▸ Problem details
Scan the records below for the word "услугам" and give only the number of lines that hold it.

# # # # #

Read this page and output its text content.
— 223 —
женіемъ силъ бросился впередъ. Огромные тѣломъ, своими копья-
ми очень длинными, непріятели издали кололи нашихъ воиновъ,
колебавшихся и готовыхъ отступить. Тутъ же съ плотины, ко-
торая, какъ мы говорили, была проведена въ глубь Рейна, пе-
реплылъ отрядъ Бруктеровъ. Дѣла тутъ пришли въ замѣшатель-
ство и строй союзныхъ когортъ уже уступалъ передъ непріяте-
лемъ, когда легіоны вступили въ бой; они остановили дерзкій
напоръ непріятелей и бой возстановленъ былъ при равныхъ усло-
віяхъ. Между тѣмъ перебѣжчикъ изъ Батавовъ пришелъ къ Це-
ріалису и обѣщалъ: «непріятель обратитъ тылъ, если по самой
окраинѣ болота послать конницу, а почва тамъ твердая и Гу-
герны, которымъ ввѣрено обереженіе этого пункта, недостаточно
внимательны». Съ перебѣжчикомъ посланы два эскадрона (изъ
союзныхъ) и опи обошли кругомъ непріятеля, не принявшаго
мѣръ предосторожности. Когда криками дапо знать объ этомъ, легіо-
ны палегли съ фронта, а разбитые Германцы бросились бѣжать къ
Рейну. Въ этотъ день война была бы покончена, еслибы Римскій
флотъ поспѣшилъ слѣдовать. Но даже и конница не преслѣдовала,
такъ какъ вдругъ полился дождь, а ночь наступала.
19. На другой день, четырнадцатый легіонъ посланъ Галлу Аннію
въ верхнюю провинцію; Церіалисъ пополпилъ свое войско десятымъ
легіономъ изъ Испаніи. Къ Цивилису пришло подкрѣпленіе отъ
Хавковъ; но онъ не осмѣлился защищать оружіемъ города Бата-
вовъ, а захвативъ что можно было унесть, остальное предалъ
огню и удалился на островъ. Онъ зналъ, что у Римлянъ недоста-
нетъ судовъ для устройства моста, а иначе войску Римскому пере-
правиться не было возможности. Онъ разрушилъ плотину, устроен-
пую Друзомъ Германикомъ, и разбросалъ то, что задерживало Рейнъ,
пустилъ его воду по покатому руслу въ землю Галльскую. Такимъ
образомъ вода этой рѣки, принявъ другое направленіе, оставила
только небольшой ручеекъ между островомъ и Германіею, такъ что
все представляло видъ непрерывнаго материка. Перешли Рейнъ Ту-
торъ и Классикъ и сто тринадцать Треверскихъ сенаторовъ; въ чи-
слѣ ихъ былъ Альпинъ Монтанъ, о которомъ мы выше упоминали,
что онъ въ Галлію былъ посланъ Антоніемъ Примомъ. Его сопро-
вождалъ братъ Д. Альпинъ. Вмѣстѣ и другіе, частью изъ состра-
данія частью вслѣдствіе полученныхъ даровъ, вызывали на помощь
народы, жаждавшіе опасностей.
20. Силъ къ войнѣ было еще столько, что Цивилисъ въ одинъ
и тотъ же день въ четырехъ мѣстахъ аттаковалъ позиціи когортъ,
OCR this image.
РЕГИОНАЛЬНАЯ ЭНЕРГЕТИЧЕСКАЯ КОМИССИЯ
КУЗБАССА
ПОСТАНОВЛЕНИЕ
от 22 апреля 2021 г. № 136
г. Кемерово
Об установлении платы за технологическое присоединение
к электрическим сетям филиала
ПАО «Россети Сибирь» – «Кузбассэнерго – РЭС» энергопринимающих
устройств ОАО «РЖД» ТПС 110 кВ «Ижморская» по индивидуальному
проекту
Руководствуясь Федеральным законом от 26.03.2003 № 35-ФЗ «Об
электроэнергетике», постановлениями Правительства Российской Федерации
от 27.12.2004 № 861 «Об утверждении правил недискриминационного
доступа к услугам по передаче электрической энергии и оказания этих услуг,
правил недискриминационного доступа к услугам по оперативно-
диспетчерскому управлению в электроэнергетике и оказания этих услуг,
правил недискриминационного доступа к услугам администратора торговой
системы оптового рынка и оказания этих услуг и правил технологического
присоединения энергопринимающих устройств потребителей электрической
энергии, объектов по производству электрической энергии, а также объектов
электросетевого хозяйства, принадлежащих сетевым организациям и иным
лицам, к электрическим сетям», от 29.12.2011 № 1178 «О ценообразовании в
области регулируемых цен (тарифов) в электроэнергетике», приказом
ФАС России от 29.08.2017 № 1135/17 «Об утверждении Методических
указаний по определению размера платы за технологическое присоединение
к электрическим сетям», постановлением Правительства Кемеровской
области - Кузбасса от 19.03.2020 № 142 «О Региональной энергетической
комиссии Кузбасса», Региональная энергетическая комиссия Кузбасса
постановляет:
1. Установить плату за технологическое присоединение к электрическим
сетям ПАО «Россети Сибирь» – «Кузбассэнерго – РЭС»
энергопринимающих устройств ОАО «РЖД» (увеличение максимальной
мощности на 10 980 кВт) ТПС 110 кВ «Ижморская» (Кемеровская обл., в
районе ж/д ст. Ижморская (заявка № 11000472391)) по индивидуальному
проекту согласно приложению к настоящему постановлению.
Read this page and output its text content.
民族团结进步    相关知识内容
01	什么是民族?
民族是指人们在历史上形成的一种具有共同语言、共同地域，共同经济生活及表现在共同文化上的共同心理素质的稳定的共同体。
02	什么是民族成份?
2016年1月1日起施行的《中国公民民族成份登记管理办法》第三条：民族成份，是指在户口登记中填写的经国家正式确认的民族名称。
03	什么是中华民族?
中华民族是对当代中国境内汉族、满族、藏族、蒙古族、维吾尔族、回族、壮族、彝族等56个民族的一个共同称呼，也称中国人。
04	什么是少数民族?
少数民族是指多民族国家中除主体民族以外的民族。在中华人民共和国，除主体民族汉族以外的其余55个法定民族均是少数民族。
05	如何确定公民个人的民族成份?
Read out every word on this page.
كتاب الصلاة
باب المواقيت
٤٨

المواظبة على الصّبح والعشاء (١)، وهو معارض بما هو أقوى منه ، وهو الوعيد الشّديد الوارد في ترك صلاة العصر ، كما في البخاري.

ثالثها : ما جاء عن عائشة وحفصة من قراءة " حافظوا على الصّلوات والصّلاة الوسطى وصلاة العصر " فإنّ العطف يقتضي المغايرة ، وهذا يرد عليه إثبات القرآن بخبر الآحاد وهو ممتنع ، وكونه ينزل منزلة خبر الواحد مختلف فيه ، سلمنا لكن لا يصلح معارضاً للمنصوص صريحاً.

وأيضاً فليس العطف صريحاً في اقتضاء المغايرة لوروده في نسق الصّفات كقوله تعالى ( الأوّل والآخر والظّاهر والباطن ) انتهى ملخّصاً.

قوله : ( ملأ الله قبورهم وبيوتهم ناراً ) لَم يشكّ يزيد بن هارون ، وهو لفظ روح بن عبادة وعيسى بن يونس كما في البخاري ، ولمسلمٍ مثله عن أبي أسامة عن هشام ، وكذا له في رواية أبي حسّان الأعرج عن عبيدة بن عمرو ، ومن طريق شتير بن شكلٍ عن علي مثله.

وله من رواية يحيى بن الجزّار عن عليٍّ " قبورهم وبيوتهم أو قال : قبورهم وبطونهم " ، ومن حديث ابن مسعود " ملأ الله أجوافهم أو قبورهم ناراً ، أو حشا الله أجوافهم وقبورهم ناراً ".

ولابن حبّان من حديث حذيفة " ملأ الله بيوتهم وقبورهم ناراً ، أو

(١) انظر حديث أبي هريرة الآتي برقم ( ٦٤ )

# # # # #

▸ Full response
3